→ **YOUR GOAL**: Below are the records; reproduce all of them exactly but without any images.

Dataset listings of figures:
★ ★ ★ ★ ★ ★ ★
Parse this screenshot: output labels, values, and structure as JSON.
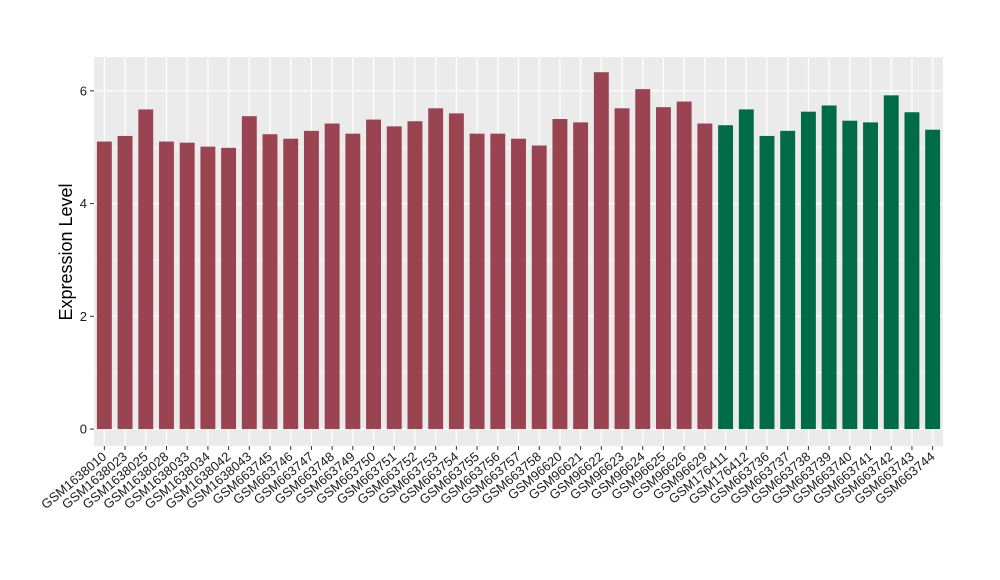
{
  "chart_data": {
    "type": "bar",
    "title": "",
    "xlabel": "",
    "ylabel": "Expression Level",
    "ylim": [
      -0.3,
      6.6
    ],
    "yticks": [
      0,
      2,
      4,
      6
    ],
    "grid": true,
    "legend": "none",
    "colors": {
      "group1": "#9A4452",
      "group2": "#006B47",
      "panel": "#EBEBEB",
      "grid": "#FFFFFF"
    },
    "categories": [
      "GSM1638010",
      "GSM1638023",
      "GSM1638025",
      "GSM1638028",
      "GSM1638033",
      "GSM1638034",
      "GSM1638042",
      "GSM1638043",
      "GSM663745",
      "GSM663746",
      "GSM663747",
      "GSM663748",
      "GSM663749",
      "GSM663750",
      "GSM663751",
      "GSM663752",
      "GSM663753",
      "GSM663754",
      "GSM663755",
      "GSM663756",
      "GSM663757",
      "GSM663758",
      "GSM96620",
      "GSM96621",
      "GSM96622",
      "GSM96623",
      "GSM96624",
      "GSM96625",
      "GSM96626",
      "GSM96629",
      "GSM176411",
      "GSM176412",
      "GSM663736",
      "GSM663737",
      "GSM663738",
      "GSM663739",
      "GSM663740",
      "GSM663741",
      "GSM663742",
      "GSM663743",
      "GSM663744"
    ],
    "values": [
      5.1,
      5.2,
      5.67,
      5.1,
      5.08,
      5.01,
      4.99,
      5.55,
      5.23,
      5.15,
      5.29,
      5.42,
      5.24,
      5.49,
      5.37,
      5.46,
      5.69,
      5.6,
      5.24,
      5.24,
      5.15,
      5.03,
      5.5,
      5.44,
      6.33,
      5.69,
      6.03,
      5.71,
      5.81,
      5.42,
      5.39,
      5.67,
      5.2,
      5.29,
      5.63,
      5.74,
      5.47,
      5.44,
      5.92,
      5.62,
      5.31
    ],
    "groups": [
      1,
      1,
      1,
      1,
      1,
      1,
      1,
      1,
      1,
      1,
      1,
      1,
      1,
      1,
      1,
      1,
      1,
      1,
      1,
      1,
      1,
      1,
      1,
      1,
      1,
      1,
      1,
      1,
      1,
      1,
      2,
      2,
      2,
      2,
      2,
      2,
      2,
      2,
      2,
      2,
      2
    ]
  }
}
★ ★ ★ ★ ★ ★ ★
→ **EXERCISE ANSWER**:
Parse this screenshot: output labels, values, and structure as JSON.
{
  "chart_data": {
    "type": "bar",
    "title": "",
    "xlabel": "",
    "ylabel": "Expression Level",
    "ylim": [
      -0.3,
      6.6
    ],
    "yticks": [
      0,
      2,
      4,
      6
    ],
    "grid": true,
    "legend": "none",
    "colors": {
      "group1": "#9A4452",
      "group2": "#006B47",
      "panel": "#EBEBEB",
      "grid": "#FFFFFF"
    },
    "categories": [
      "GSM1638010",
      "GSM1638023",
      "GSM1638025",
      "GSM1638028",
      "GSM1638033",
      "GSM1638034",
      "GSM1638042",
      "GSM1638043",
      "GSM663745",
      "GSM663746",
      "GSM663747",
      "GSM663748",
      "GSM663749",
      "GSM663750",
      "GSM663751",
      "GSM663752",
      "GSM663753",
      "GSM663754",
      "GSM663755",
      "GSM663756",
      "GSM663757",
      "GSM663758",
      "GSM96620",
      "GSM96621",
      "GSM96622",
      "GSM96623",
      "GSM96624",
      "GSM96625",
      "GSM96626",
      "GSM96629",
      "GSM176411",
      "GSM176412",
      "GSM663736",
      "GSM663737",
      "GSM663738",
      "GSM663739",
      "GSM663740",
      "GSM663741",
      "GSM663742",
      "GSM663743",
      "GSM663744"
    ],
    "values": [
      5.1,
      5.2,
      5.67,
      5.1,
      5.08,
      5.01,
      4.99,
      5.55,
      5.23,
      5.15,
      5.29,
      5.42,
      5.24,
      5.49,
      5.37,
      5.46,
      5.69,
      5.6,
      5.24,
      5.24,
      5.15,
      5.03,
      5.5,
      5.44,
      6.33,
      5.69,
      6.03,
      5.71,
      5.81,
      5.42,
      5.39,
      5.67,
      5.2,
      5.29,
      5.63,
      5.74,
      5.47,
      5.44,
      5.92,
      5.62,
      5.31
    ],
    "groups": [
      1,
      1,
      1,
      1,
      1,
      1,
      1,
      1,
      1,
      1,
      1,
      1,
      1,
      1,
      1,
      1,
      1,
      1,
      1,
      1,
      1,
      1,
      1,
      1,
      1,
      1,
      1,
      1,
      1,
      1,
      2,
      2,
      2,
      2,
      2,
      2,
      2,
      2,
      2,
      2,
      2
    ]
  }
}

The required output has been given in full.